:: Data shown ::
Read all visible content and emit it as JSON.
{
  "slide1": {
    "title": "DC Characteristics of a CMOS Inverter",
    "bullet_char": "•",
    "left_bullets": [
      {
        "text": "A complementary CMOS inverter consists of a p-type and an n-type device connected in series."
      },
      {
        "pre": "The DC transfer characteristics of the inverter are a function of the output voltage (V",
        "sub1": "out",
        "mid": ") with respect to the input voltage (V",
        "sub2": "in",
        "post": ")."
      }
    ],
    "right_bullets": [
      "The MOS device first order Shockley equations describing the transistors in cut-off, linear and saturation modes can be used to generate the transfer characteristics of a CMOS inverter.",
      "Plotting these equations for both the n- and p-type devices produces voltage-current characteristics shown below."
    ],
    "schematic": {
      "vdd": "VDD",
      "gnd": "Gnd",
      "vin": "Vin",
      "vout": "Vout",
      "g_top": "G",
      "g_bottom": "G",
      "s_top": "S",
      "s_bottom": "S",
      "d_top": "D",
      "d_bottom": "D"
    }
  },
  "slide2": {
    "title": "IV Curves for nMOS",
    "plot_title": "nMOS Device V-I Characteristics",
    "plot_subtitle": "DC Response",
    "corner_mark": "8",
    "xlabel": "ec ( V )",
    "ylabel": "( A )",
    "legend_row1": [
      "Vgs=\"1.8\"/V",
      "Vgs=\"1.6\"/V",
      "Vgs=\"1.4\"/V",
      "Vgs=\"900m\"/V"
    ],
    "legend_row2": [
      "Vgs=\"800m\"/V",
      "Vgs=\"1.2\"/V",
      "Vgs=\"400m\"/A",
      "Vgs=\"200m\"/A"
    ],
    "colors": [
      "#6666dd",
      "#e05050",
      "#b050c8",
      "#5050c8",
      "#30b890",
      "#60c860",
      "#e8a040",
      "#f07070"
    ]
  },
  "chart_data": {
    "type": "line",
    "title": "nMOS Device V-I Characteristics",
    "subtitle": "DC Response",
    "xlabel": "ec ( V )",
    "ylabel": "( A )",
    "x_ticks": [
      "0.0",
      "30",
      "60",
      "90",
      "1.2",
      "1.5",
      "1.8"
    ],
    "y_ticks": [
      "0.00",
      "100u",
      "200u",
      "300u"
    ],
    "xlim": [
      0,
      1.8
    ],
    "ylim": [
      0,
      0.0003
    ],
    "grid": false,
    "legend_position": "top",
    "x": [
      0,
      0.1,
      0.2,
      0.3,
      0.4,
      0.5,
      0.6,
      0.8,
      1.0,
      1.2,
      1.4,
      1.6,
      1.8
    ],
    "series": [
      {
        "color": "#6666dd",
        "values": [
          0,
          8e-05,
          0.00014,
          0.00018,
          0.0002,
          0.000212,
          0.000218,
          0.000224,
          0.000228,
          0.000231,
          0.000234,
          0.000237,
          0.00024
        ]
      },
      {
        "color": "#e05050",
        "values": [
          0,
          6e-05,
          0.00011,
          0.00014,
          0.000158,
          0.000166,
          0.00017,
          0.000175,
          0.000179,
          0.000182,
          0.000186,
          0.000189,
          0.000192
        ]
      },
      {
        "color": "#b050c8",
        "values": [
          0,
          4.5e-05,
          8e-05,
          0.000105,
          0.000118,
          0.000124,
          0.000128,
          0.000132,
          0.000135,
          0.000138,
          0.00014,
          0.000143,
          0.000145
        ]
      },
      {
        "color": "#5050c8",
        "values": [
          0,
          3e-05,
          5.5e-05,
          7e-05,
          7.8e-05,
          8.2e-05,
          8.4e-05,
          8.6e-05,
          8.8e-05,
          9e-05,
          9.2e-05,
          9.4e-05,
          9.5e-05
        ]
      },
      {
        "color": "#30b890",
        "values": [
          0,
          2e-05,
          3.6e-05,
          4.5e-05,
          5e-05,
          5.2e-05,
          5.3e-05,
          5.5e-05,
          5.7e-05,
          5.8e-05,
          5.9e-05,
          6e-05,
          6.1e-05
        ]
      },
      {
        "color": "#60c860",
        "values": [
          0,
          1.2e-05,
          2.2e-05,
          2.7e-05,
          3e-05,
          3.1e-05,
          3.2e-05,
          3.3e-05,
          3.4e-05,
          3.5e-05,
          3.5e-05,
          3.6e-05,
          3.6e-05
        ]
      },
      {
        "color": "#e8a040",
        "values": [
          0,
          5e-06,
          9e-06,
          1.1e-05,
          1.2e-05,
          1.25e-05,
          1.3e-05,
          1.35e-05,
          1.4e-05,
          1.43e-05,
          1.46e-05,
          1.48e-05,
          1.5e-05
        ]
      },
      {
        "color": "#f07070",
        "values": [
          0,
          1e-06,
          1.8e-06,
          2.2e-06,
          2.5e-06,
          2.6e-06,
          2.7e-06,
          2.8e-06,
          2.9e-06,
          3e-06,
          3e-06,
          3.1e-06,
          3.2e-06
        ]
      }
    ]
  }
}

:: Exercise directions ::
Output the records verbatim, from the first line to the last.

:: Answer ::
Read all visible content and emit it as JSON.
{
  "slide1": {
    "title": "DC Characteristics of a CMOS Inverter",
    "bullet_char": "•",
    "left_bullets": [
      {
        "text": "A complementary CMOS inverter consists of a p-type and an n-type device connected in series."
      },
      {
        "pre": "The DC transfer characteristics of the inverter are a function of the output voltage (V",
        "sub1": "out",
        "mid": ") with respect to the input voltage (V",
        "sub2": "in",
        "post": ")."
      }
    ],
    "right_bullets": [
      "The MOS device first order Shockley equations describing the transistors in cut-off, linear and saturation modes can be used to generate the transfer characteristics of a CMOS inverter.",
      "Plotting these equations for both the n- and p-type devices produces voltage-current characteristics shown below."
    ],
    "schematic": {
      "vdd": "VDD",
      "gnd": "Gnd",
      "vin": "Vin",
      "vout": "Vout",
      "g_top": "G",
      "g_bottom": "G",
      "s_top": "S",
      "s_bottom": "S",
      "d_top": "D",
      "d_bottom": "D"
    }
  },
  "slide2": {
    "title": "IV Curves for nMOS",
    "plot_title": "nMOS Device V-I Characteristics",
    "plot_subtitle": "DC Response",
    "corner_mark": "8",
    "xlabel": "ec ( V )",
    "ylabel": "( A )",
    "legend_row1": [
      "Vgs=\"1.8\"/V",
      "Vgs=\"1.6\"/V",
      "Vgs=\"1.4\"/V",
      "Vgs=\"900m\"/V"
    ],
    "legend_row2": [
      "Vgs=\"800m\"/V",
      "Vgs=\"1.2\"/V",
      "Vgs=\"400m\"/A",
      "Vgs=\"200m\"/A"
    ],
    "colors": [
      "#6666dd",
      "#e05050",
      "#b050c8",
      "#5050c8",
      "#30b890",
      "#60c860",
      "#e8a040",
      "#f07070"
    ]
  },
  "chart_data": {
    "type": "line",
    "title": "nMOS Device V-I Characteristics",
    "subtitle": "DC Response",
    "xlabel": "ec ( V )",
    "ylabel": "( A )",
    "x_ticks": [
      "0.0",
      "30",
      "60",
      "90",
      "1.2",
      "1.5",
      "1.8"
    ],
    "y_ticks": [
      "0.00",
      "100u",
      "200u",
      "300u"
    ],
    "xlim": [
      0,
      1.8
    ],
    "ylim": [
      0,
      0.0003
    ],
    "grid": false,
    "legend_position": "top",
    "x": [
      0,
      0.1,
      0.2,
      0.3,
      0.4,
      0.5,
      0.6,
      0.8,
      1.0,
      1.2,
      1.4,
      1.6,
      1.8
    ],
    "series": [
      {
        "color": "#6666dd",
        "values": [
          0,
          8e-05,
          0.00014,
          0.00018,
          0.0002,
          0.000212,
          0.000218,
          0.000224,
          0.000228,
          0.000231,
          0.000234,
          0.000237,
          0.00024
        ]
      },
      {
        "color": "#e05050",
        "values": [
          0,
          6e-05,
          0.00011,
          0.00014,
          0.000158,
          0.000166,
          0.00017,
          0.000175,
          0.000179,
          0.000182,
          0.000186,
          0.000189,
          0.000192
        ]
      },
      {
        "color": "#b050c8",
        "values": [
          0,
          4.5e-05,
          8e-05,
          0.000105,
          0.000118,
          0.000124,
          0.000128,
          0.000132,
          0.000135,
          0.000138,
          0.00014,
          0.000143,
          0.000145
        ]
      },
      {
        "color": "#5050c8",
        "values": [
          0,
          3e-05,
          5.5e-05,
          7e-05,
          7.8e-05,
          8.2e-05,
          8.4e-05,
          8.6e-05,
          8.8e-05,
          9e-05,
          9.2e-05,
          9.4e-05,
          9.5e-05
        ]
      },
      {
        "color": "#30b890",
        "values": [
          0,
          2e-05,
          3.6e-05,
          4.5e-05,
          5e-05,
          5.2e-05,
          5.3e-05,
          5.5e-05,
          5.7e-05,
          5.8e-05,
          5.9e-05,
          6e-05,
          6.1e-05
        ]
      },
      {
        "color": "#60c860",
        "values": [
          0,
          1.2e-05,
          2.2e-05,
          2.7e-05,
          3e-05,
          3.1e-05,
          3.2e-05,
          3.3e-05,
          3.4e-05,
          3.5e-05,
          3.5e-05,
          3.6e-05,
          3.6e-05
        ]
      },
      {
        "color": "#e8a040",
        "values": [
          0,
          5e-06,
          9e-06,
          1.1e-05,
          1.2e-05,
          1.25e-05,
          1.3e-05,
          1.35e-05,
          1.4e-05,
          1.43e-05,
          1.46e-05,
          1.48e-05,
          1.5e-05
        ]
      },
      {
        "color": "#f07070",
        "values": [
          0,
          1e-06,
          1.8e-06,
          2.2e-06,
          2.5e-06,
          2.6e-06,
          2.7e-06,
          2.8e-06,
          2.9e-06,
          3e-06,
          3e-06,
          3.1e-06,
          3.2e-06
        ]
      }
    ]
  }
}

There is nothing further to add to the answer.